**Aim of the task:**
Copy all of the material exactly. Pictures are not to appear in the copy.

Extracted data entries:
## Begin
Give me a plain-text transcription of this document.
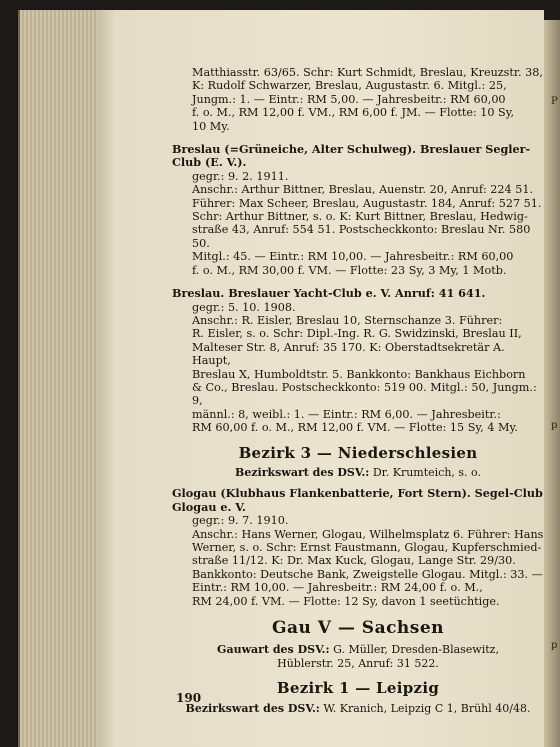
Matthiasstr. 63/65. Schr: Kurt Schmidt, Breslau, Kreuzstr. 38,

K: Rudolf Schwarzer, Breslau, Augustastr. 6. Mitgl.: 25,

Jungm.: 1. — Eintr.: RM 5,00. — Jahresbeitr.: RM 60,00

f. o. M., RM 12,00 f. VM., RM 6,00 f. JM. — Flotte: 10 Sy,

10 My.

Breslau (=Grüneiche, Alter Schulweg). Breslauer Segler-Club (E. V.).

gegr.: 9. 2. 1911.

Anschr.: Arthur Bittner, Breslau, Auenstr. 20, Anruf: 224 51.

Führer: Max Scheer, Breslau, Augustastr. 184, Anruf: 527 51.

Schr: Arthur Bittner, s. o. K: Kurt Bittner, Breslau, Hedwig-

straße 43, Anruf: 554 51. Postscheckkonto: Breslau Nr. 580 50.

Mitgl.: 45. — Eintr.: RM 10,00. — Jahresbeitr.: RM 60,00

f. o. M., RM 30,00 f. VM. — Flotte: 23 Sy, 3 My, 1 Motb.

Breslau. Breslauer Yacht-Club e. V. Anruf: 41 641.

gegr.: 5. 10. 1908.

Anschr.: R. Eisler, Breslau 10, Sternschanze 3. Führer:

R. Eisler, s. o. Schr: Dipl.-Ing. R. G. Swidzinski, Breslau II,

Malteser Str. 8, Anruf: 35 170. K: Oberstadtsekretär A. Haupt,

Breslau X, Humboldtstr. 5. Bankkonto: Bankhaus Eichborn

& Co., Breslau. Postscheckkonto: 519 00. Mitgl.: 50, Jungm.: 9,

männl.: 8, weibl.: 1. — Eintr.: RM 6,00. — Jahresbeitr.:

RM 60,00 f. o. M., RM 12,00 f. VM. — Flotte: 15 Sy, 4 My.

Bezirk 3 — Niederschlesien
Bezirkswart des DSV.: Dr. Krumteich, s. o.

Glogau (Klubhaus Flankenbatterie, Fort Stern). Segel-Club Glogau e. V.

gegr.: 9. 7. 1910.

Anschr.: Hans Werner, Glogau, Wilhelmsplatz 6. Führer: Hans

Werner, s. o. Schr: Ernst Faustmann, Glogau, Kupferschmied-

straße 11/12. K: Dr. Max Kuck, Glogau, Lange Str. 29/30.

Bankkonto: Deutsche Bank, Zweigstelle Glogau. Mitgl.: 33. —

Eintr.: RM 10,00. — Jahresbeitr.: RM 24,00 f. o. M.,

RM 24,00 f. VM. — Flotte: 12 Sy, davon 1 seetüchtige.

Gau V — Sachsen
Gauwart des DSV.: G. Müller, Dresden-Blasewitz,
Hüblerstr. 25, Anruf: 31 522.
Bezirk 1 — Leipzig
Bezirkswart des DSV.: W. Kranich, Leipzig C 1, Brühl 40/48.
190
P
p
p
## End
**Result:**
Give me a plain-text transcription of this document.
Matthiasstr. 63/65. Schr: Kurt Schmidt, Breslau, Kreuzstr. 38,

K: Rudolf Schwarzer, Breslau, Augustastr. 6. Mitgl.: 25,

Jungm.: 1. — Eintr.: RM 5,00. — Jahresbeitr.: RM 60,00

f. o. M., RM 12,00 f. VM., RM 6,00 f. JM. — Flotte: 10 Sy,

10 My.

Breslau (=Grüneiche, Alter Schulweg). Breslauer Segler-Club (E. V.).

gegr.: 9. 2. 1911.

Anschr.: Arthur Bittner, Breslau, Auenstr. 20, Anruf: 224 51.

Führer: Max Scheer, Breslau, Augustastr. 184, Anruf: 527 51.

Schr: Arthur Bittner, s. o. K: Kurt Bittner, Breslau, Hedwig-

straße 43, Anruf: 554 51. Postscheckkonto: Breslau Nr. 580 50.

Mitgl.: 45. — Eintr.: RM 10,00. — Jahresbeitr.: RM 60,00

f. o. M., RM 30,00 f. VM. — Flotte: 23 Sy, 3 My, 1 Motb.

Breslau. Breslauer Yacht-Club e. V. Anruf: 41 641.

gegr.: 5. 10. 1908.

Anschr.: R. Eisler, Breslau 10, Sternschanze 3. Führer:

R. Eisler, s. o. Schr: Dipl.-Ing. R. G. Swidzinski, Breslau II,

Malteser Str. 8, Anruf: 35 170. K: Oberstadtsekretär A. Haupt,

Breslau X, Humboldtstr. 5. Bankkonto: Bankhaus Eichborn

& Co., Breslau. Postscheckkonto: 519 00. Mitgl.: 50, Jungm.: 9,

männl.: 8, weibl.: 1. — Eintr.: RM 6,00. — Jahresbeitr.:

RM 60,00 f. o. M., RM 12,00 f. VM. — Flotte: 15 Sy, 4 My.

Bezirk 3 — Niederschlesien
Bezirkswart des DSV.: Dr. Krumteich, s. o.

Glogau (Klubhaus Flankenbatterie, Fort Stern). Segel-Club Glogau e. V.

gegr.: 9. 7. 1910.

Anschr.: Hans Werner, Glogau, Wilhelmsplatz 6. Führer: Hans

Werner, s. o. Schr: Ernst Faustmann, Glogau, Kupferschmied-

straße 11/12. K: Dr. Max Kuck, Glogau, Lange Str. 29/30.

Bankkonto: Deutsche Bank, Zweigstelle Glogau. Mitgl.: 33. —

Eintr.: RM 10,00. — Jahresbeitr.: RM 24,00 f. o. M.,

RM 24,00 f. VM. — Flotte: 12 Sy, davon 1 seetüchtige.

Gau V — Sachsen
Gauwart des DSV.: G. Müller, Dresden-Blasewitz,
Hüblerstr. 25, Anruf: 31 522.
Bezirk 1 — Leipzig
Bezirkswart des DSV.: W. Kranich, Leipzig C 1, Brühl 40/48.
190
P
p
p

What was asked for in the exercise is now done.